- [Short problem] Give only the number of lines where "legend" occurs.

Dataset excerpts:
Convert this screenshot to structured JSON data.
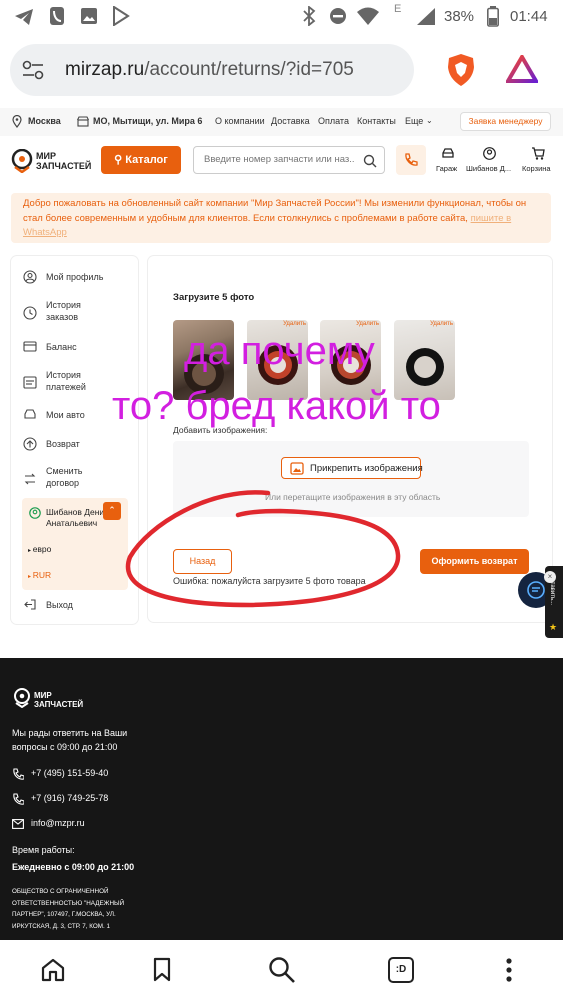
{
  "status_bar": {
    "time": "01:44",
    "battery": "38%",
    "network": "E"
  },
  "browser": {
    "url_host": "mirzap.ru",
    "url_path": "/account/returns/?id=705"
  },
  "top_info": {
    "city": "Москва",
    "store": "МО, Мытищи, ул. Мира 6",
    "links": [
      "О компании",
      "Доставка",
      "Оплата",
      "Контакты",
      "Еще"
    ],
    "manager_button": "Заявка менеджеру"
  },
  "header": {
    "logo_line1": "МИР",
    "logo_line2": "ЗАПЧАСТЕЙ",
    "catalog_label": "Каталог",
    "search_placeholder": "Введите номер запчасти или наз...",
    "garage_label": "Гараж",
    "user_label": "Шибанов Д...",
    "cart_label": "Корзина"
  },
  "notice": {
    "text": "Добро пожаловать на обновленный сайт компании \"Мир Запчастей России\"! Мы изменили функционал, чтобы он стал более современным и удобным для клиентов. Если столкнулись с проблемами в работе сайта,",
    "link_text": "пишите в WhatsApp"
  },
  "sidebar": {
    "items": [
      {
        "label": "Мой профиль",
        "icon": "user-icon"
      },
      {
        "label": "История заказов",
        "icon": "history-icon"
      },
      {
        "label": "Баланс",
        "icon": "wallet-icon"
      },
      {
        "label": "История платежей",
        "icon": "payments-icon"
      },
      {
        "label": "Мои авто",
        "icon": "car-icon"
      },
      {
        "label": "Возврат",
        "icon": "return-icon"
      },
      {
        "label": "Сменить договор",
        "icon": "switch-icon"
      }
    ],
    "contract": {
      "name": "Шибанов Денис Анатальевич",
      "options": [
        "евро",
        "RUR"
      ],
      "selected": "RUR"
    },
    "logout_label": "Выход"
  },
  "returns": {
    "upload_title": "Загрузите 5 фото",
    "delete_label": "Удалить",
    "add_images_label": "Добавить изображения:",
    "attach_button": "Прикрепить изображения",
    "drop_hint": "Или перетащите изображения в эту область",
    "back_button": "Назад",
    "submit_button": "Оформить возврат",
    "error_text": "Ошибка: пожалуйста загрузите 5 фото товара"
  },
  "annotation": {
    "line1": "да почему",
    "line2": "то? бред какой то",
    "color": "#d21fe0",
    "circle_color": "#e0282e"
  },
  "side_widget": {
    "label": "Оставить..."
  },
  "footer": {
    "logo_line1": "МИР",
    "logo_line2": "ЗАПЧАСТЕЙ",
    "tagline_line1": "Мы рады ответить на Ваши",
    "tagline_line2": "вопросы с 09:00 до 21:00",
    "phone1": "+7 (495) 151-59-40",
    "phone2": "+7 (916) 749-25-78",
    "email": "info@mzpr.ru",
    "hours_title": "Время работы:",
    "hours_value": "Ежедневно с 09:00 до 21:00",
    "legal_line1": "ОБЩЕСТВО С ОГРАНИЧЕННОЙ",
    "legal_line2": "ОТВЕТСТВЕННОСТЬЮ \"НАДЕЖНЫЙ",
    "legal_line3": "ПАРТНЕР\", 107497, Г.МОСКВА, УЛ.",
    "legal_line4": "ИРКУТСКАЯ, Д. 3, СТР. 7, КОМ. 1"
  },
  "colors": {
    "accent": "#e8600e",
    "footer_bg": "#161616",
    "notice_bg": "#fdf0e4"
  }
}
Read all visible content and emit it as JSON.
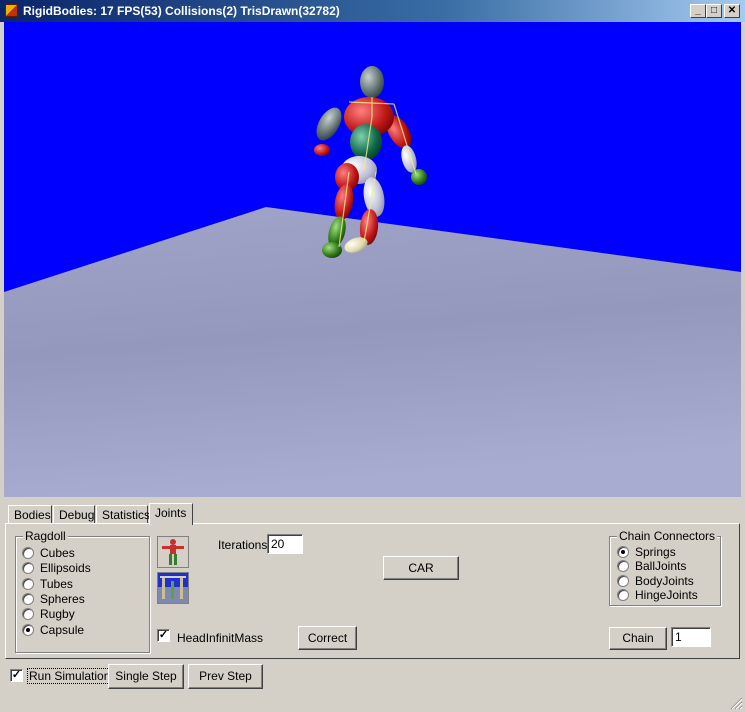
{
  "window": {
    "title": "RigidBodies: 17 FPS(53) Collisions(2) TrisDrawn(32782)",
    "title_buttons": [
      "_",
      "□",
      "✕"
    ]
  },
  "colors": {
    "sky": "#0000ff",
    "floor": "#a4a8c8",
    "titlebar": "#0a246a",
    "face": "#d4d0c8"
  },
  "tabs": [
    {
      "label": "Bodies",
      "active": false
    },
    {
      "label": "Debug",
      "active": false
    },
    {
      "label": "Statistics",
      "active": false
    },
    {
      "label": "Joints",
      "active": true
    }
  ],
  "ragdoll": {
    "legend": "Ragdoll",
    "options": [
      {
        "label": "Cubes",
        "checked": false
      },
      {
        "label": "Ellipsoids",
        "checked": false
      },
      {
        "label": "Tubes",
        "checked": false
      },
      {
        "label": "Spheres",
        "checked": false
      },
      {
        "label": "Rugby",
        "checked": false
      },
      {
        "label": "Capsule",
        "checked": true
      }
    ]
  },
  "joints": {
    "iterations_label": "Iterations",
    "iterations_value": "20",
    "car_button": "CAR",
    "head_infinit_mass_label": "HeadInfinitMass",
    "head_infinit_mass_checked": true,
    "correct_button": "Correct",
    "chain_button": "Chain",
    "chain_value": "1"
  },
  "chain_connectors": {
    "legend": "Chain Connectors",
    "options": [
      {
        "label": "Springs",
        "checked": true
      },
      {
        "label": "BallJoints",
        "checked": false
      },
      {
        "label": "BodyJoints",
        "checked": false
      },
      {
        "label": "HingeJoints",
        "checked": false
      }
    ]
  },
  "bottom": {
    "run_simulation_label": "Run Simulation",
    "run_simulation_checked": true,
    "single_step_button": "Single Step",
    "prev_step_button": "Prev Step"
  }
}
...
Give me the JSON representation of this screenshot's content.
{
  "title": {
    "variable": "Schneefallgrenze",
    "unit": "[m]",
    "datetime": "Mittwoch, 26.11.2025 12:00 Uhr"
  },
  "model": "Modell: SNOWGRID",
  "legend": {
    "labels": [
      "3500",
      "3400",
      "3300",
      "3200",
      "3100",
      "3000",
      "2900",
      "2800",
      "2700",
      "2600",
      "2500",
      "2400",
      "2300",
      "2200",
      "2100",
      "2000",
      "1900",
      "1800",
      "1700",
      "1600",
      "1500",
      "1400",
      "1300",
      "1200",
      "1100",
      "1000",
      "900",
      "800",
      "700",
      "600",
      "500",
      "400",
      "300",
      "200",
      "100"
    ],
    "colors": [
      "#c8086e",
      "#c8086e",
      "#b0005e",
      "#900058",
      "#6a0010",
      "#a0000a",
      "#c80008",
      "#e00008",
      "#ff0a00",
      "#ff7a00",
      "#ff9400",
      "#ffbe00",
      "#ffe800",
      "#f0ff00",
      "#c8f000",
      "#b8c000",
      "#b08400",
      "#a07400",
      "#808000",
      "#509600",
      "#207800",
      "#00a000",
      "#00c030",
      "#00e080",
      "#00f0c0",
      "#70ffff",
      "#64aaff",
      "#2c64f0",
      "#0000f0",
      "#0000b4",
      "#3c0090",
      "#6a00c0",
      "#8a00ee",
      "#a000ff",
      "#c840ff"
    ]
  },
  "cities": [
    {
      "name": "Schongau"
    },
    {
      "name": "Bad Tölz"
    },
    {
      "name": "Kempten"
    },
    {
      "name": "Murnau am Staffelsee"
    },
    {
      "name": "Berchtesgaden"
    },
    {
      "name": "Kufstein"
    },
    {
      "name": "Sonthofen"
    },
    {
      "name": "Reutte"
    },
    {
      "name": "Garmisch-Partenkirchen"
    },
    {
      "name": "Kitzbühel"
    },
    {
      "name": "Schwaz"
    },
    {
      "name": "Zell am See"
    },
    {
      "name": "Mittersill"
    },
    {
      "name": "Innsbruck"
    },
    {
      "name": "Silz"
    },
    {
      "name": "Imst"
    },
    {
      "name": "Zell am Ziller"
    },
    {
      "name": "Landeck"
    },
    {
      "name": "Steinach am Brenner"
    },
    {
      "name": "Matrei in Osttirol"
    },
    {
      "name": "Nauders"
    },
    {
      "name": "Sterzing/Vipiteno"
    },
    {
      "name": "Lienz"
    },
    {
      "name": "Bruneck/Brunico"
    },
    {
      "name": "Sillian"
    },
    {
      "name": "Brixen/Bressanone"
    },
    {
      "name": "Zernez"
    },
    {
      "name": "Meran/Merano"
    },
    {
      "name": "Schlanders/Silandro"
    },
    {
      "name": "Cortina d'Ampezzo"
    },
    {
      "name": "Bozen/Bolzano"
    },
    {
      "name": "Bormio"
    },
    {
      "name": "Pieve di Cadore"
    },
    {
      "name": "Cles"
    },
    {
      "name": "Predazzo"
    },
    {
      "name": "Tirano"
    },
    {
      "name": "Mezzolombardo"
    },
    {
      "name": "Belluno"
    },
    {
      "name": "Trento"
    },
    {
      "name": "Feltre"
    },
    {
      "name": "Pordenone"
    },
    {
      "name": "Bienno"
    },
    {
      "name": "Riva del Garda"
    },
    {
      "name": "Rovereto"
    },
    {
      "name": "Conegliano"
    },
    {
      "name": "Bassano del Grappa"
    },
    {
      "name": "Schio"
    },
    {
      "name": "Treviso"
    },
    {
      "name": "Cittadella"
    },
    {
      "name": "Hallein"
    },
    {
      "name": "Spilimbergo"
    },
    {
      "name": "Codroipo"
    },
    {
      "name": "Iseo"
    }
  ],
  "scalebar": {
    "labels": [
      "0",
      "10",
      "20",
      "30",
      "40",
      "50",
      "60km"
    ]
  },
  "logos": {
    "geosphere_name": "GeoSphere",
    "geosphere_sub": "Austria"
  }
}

- [Written response] 3